**SOURCE DATA**

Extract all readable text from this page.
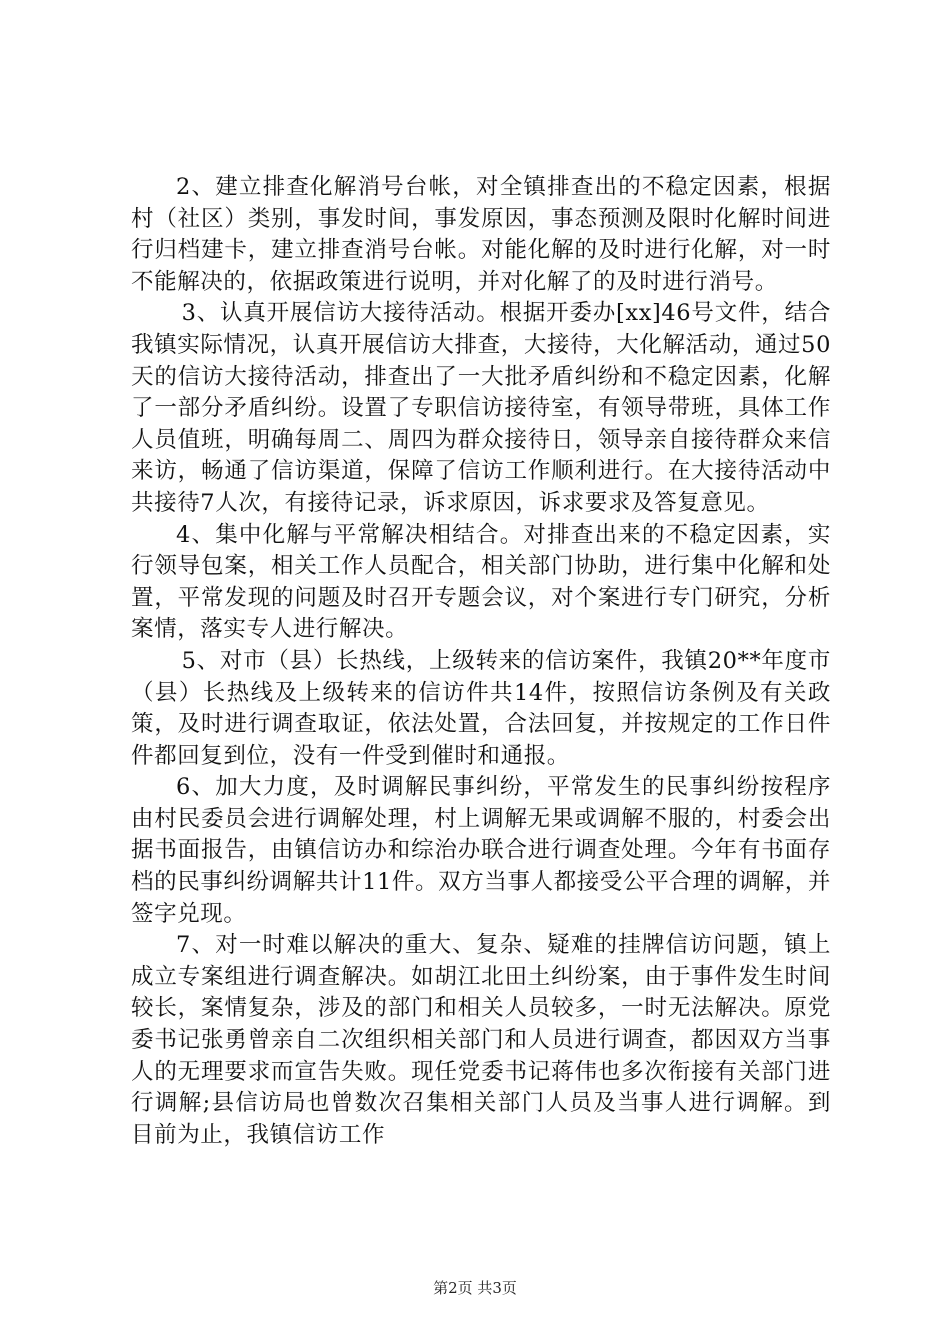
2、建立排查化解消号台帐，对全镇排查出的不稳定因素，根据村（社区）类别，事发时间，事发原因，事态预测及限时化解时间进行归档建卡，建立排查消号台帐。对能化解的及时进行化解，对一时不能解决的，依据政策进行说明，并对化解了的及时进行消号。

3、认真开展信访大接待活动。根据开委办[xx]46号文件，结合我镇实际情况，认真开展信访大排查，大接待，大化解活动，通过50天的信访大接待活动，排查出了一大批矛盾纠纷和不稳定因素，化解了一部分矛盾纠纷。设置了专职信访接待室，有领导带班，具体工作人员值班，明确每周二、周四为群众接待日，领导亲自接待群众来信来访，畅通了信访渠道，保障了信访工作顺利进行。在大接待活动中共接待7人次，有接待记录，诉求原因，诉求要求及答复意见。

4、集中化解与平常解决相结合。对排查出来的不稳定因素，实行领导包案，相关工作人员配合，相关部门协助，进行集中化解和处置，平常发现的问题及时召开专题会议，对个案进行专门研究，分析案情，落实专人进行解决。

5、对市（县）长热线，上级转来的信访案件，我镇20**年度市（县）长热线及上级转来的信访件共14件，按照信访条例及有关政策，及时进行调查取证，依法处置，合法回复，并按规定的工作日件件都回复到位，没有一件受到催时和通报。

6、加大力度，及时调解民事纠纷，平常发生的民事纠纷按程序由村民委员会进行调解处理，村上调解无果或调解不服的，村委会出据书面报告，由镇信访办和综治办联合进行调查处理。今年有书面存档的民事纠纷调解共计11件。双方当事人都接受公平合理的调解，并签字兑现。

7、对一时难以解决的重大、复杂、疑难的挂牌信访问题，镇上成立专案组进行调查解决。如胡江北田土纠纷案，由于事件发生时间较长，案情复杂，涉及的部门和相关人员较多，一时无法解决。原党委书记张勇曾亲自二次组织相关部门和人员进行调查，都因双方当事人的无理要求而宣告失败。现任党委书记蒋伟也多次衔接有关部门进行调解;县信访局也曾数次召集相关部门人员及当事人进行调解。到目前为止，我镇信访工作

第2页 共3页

**GIVEN TASK**
Each record must be quoted in full and exactly. Do not include the pictures.

**WORKED ANSWER**
Extract all readable text from this page.
2、建立排查化解消号台帐，对全镇排查出的不稳定因素，根据村（社区）类别，事发时间，事发原因，事态预测及限时化解时间进行归档建卡，建立排查消号台帐。对能化解的及时进行化解，对一时不能解决的，依据政策进行说明，并对化解了的及时进行消号。

3、认真开展信访大接待活动。根据开委办[xx]46号文件，结合我镇实际情况，认真开展信访大排查，大接待，大化解活动，通过50天的信访大接待活动，排查出了一大批矛盾纠纷和不稳定因素，化解了一部分矛盾纠纷。设置了专职信访接待室，有领导带班，具体工作人员值班，明确每周二、周四为群众接待日，领导亲自接待群众来信来访，畅通了信访渠道，保障了信访工作顺利进行。在大接待活动中共接待7人次，有接待记录，诉求原因，诉求要求及答复意见。

4、集中化解与平常解决相结合。对排查出来的不稳定因素，实行领导包案，相关工作人员配合，相关部门协助，进行集中化解和处置，平常发现的问题及时召开专题会议，对个案进行专门研究，分析案情，落实专人进行解决。

5、对市（县）长热线，上级转来的信访案件，我镇20**年度市（县）长热线及上级转来的信访件共14件，按照信访条例及有关政策，及时进行调查取证，依法处置，合法回复，并按规定的工作日件件都回复到位，没有一件受到催时和通报。

6、加大力度，及时调解民事纠纷，平常发生的民事纠纷按程序由村民委员会进行调解处理，村上调解无果或调解不服的，村委会出据书面报告，由镇信访办和综治办联合进行调查处理。今年有书面存档的民事纠纷调解共计11件。双方当事人都接受公平合理的调解，并签字兑现。

7、对一时难以解决的重大、复杂、疑难的挂牌信访问题，镇上成立专案组进行调查解决。如胡江北田土纠纷案，由于事件发生时间较长，案情复杂，涉及的部门和相关人员较多，一时无法解决。原党委书记张勇曾亲自二次组织相关部门和人员进行调查，都因双方当事人的无理要求而宣告失败。现任党委书记蒋伟也多次衔接有关部门进行调解;县信访局也曾数次召集相关部门人员及当事人进行调解。到目前为止，我镇信访工作

第2页 共3页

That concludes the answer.